## BEGIN Records supplied

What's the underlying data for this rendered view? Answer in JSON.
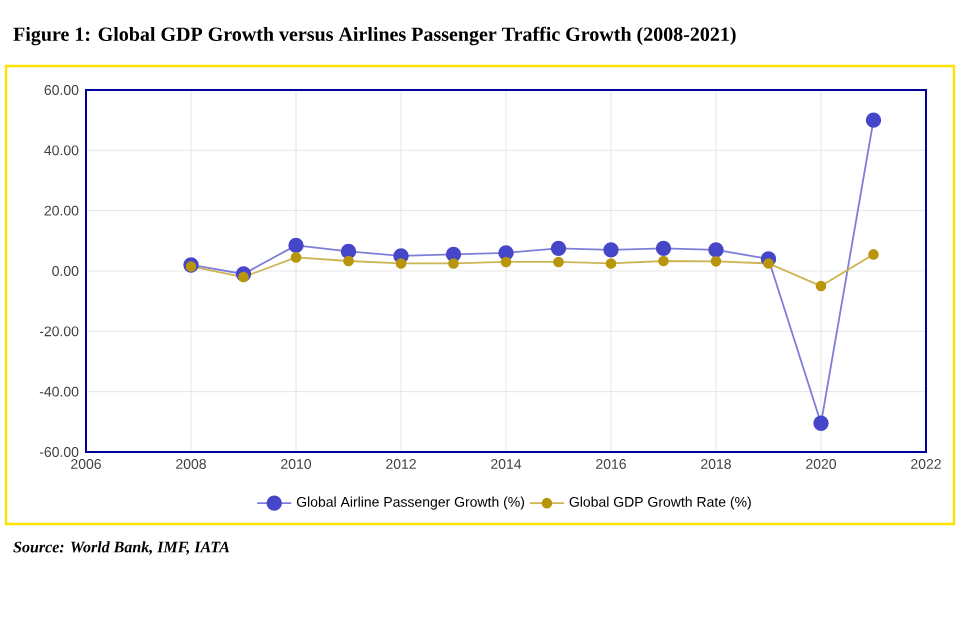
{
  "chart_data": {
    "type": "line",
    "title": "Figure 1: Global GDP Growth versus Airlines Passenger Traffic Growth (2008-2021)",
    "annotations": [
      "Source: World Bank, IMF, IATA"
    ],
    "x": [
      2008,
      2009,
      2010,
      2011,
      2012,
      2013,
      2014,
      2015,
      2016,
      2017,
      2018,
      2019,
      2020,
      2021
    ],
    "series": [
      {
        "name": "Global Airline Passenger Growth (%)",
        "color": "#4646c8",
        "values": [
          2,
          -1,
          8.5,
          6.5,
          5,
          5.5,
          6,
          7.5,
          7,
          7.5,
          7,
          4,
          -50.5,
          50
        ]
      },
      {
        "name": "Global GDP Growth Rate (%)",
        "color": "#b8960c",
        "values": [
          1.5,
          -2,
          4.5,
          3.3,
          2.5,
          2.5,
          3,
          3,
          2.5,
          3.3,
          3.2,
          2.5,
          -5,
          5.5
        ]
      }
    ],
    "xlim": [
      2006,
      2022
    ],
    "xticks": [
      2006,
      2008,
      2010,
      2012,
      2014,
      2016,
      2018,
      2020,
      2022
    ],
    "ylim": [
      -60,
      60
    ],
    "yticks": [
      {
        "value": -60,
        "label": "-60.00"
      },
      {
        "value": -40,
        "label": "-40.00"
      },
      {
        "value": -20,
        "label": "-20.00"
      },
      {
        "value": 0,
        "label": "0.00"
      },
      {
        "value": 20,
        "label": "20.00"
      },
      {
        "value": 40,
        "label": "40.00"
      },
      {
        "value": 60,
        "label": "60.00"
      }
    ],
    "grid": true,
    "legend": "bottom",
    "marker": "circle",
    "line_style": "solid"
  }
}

## END Records supplied
## BEGIN Records supplied

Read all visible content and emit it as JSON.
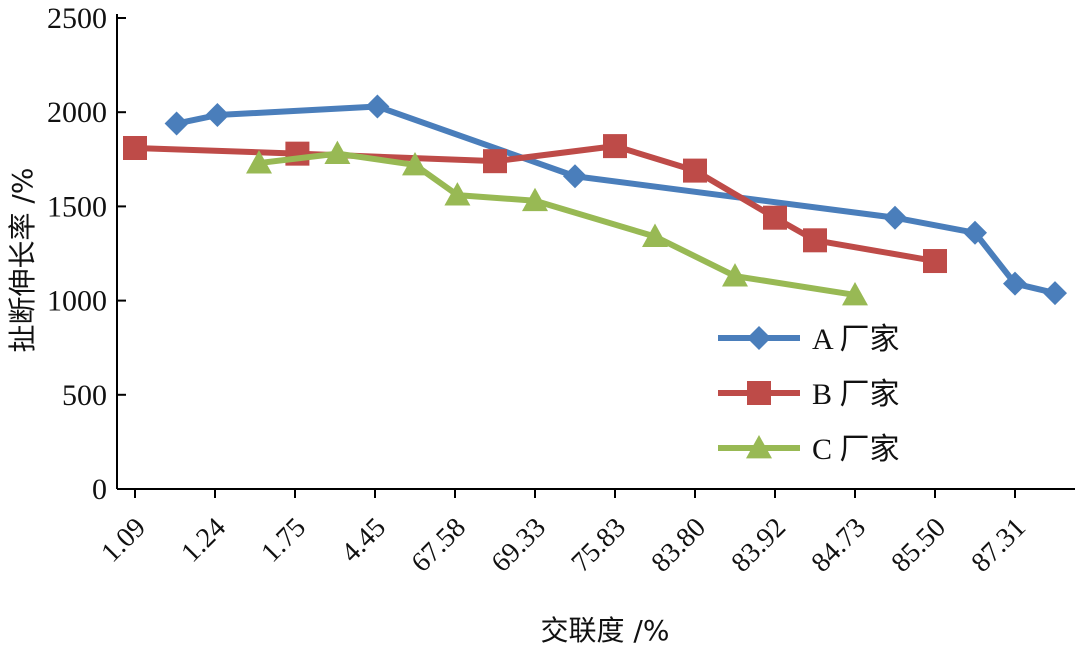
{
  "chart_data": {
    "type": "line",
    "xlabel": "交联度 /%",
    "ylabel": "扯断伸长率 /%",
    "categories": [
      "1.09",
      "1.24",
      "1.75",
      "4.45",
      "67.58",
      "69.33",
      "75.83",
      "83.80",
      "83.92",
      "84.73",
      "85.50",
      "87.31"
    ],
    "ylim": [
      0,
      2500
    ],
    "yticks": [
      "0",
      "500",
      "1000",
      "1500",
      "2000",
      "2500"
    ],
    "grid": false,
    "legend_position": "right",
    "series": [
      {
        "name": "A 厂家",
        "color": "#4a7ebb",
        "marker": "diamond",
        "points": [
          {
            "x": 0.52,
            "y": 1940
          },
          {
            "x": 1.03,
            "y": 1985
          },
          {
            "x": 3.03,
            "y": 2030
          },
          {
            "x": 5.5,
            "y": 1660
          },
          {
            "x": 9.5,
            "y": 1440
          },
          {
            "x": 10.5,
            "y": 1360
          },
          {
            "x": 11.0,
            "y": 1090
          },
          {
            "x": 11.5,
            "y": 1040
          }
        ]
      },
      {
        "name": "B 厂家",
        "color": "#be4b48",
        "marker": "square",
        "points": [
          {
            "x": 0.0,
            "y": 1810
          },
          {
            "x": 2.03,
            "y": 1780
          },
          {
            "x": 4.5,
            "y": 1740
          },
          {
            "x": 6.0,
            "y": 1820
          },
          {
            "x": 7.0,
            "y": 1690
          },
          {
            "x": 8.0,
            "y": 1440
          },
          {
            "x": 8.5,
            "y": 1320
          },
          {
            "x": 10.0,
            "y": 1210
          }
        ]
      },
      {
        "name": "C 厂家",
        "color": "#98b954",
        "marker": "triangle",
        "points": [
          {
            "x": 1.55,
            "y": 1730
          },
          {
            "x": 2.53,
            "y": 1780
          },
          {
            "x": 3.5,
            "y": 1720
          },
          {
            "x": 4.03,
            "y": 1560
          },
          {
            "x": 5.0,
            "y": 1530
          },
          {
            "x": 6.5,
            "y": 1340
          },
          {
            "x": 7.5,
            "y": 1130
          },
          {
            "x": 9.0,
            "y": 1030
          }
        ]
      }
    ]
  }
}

## END Records supplied
## BEGIN Records supplied

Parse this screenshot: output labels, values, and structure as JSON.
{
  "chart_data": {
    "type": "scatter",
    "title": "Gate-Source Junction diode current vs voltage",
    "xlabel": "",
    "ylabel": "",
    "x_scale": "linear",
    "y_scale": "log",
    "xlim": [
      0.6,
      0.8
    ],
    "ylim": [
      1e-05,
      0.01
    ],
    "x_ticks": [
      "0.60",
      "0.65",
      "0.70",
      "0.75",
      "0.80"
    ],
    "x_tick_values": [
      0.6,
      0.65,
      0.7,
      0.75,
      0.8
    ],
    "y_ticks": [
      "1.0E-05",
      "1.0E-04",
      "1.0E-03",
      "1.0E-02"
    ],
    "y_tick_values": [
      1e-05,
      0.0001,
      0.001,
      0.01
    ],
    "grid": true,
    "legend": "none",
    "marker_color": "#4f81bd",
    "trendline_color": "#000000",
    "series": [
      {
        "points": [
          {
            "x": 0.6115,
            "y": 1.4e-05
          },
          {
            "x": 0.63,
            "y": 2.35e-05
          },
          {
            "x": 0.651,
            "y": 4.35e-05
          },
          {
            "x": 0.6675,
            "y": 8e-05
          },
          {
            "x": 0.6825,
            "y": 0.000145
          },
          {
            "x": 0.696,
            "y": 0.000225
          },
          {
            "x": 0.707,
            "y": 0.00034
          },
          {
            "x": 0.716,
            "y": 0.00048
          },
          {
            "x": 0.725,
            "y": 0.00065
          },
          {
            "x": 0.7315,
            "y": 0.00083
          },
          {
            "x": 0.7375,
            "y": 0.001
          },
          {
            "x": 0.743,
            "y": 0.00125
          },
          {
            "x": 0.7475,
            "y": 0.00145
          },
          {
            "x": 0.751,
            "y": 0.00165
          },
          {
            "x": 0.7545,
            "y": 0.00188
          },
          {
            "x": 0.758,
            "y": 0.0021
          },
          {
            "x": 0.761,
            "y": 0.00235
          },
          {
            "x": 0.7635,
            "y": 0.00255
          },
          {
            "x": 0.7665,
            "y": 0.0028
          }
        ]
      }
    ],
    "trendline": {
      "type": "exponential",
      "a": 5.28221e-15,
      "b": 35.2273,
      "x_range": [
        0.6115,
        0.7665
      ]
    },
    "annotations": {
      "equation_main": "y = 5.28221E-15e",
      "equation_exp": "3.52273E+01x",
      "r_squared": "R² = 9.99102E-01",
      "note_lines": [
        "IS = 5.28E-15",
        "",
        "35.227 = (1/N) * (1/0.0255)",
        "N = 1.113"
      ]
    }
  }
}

## END Records supplied

Stated exercise: List every line above that holds the word "JSON".

Answer to this task:
What's the underlying data for this rendered view? Answer in JSON.
Read all visible content and emit it as JSON.
Parse this screenshot: output labels, values, and structure as JSON.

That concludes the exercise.